-- start INPUT ROWS --

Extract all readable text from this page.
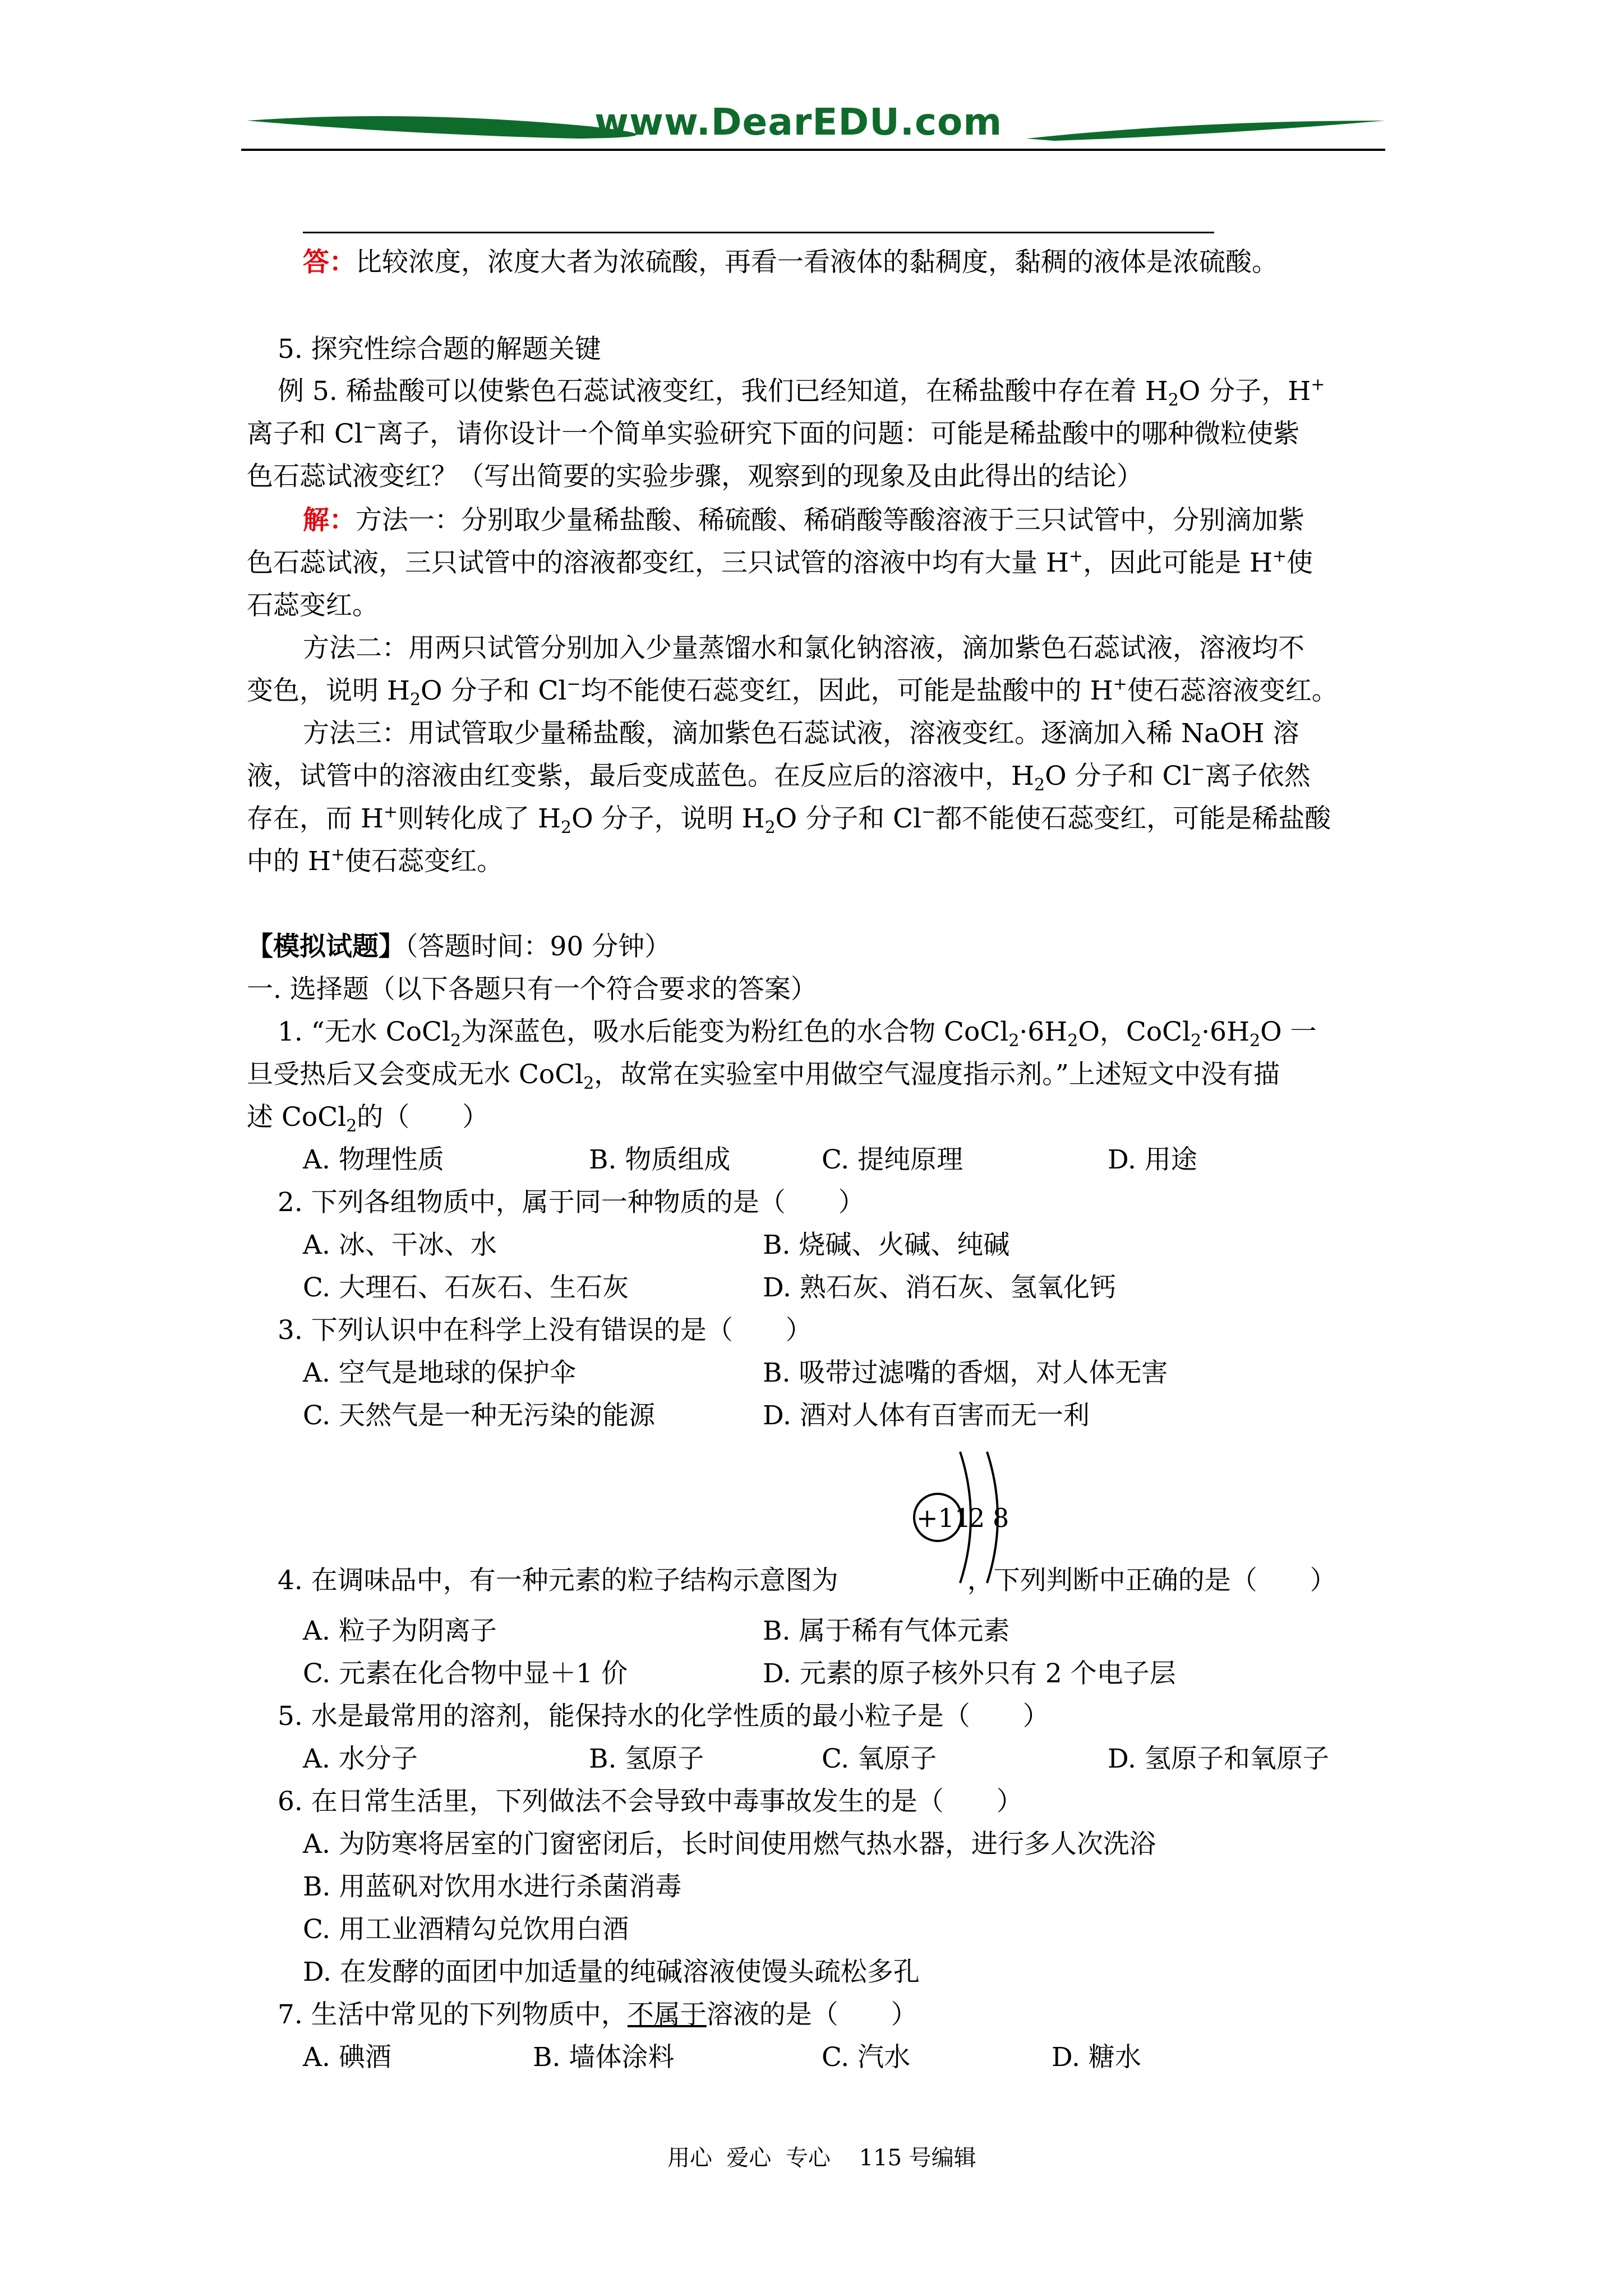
www.DearEDU.com
答：比较浓度，浓度大者为浓硫酸，再看一看液体的黏稠度，黏稠的液体是浓硫酸。
5. 探究性综合题的解题关键
例 5. 稀盐酸可以使紫色石蕊试液变红，我们已经知道，在稀盐酸中存在着 $H_2O$ 分子，H+
离子和 Cl−离子，请你设计一个简单实验研究下面的问题：可能是稀盐酸中的哪种微粒使紫
色石蕊试液变红？（写出简要的实验步骤，观察到的现象及由此得出的结论）
解：方法一：分别取少量稀盐酸、稀硫酸、稀硝酸等酸溶液于三只试管中，分别滴加紫
色石蕊试液，三只试管中的溶液都变红，三只试管的溶液中均有大量 H+，因此可能是 H+使
石蕊变红。
方法二：用两只试管分别加入少量蒸馏水和氯化钠溶液，滴加紫色石蕊试液，溶液均不
变色，说明 $H_2O$ 分子和 Cl−均不能使石蕊变红，因此，可能是盐酸中的 H+使石蕊溶液变红。
方法三：用试管取少量稀盐酸，滴加紫色石蕊试液，溶液变红。逐滴加入稀 NaOH 溶
液，试管中的溶液由红变紫，最后变成蓝色。在反应后的溶液中，$H_2O$ 分子和 Cl−离子依然
存在，而 H+则转化成了 $H_2O$ 分子，说明 $H_2O$ 分子和 Cl−都不能使石蕊变红，可能是稀盐酸
中的 H+使石蕊变红。
【模拟试题】（答题时间：90 分钟）
一. 选择题（以下各题只有一个符合要求的答案）
1. “无水 CoCl$_2$为深蓝色，吸水后能变为粉红色的水合物 $CoCl_2\cdot 6H_2O$，$CoCl_2\cdot 6H_2O$ 一
旦受热后又会变成无水 CoCl$_2$，故常在实验室中用做空气湿度指示剂。”上述短文中没有描
述 CoCl$_2$的（　　）
A. 物理性质	B. 物质组成	C. 提纯原理	D. 用途
2. 下列各组物质中，属于同一种物质的是（　　）
A. 冰、干冰、水	B. 烧碱、火碱、纯碱
C. 大理石、石灰石、生石灰	D. 熟石灰、消石灰、氢氧化钙
3. 下列认识中在科学上没有错误的是（　　）
A. 空气是地球的保护伞	B. 吸带过滤嘴的香烟，对人体无害
C. 天然气是一种无污染的能源	D. 酒对人体有百害而无一利
+11
2 8
4. 在调味品中，有一种元素的粒子结构示意图为	，下列判断中正确的是（　　）
A. 粒子为阴离子	B. 属于稀有气体元素
C. 元素在化合物中显＋1 价	D. 元素的原子核外只有 2 个电子层
5. 水是最常用的溶剂，能保持水的化学性质的最小粒子是（　　）
A. 水分子	B. 氢原子	C. 氧原子	D. 氢原子和氧原子
6. 在日常生活里，下列做法不会导致中毒事故发生的是（　　）
A. 为防寒将居室的门窗密闭后，长时间使用燃气热水器，进行多人次洗浴
B. 用蓝矾对饮用水进行杀菌消毒
C. 用工业酒精勾兑饮用白酒
D. 在发酵的面团中加适量的纯碱溶液使馒头疏松多孔
7. 生活中常见的下列物质中，不属于溶液的是（　　）
A. 碘酒	B. 墙体涂料	C. 汽水	D. 糖水
用心  爱心  专心    115 号编辑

-- end INPUT ROWS --

[WHAT IS ASKED] Say how many lines contain "滴加紫色石蕊试液", and give nothing but that number.

[ANSWER FOR THE TASK] 2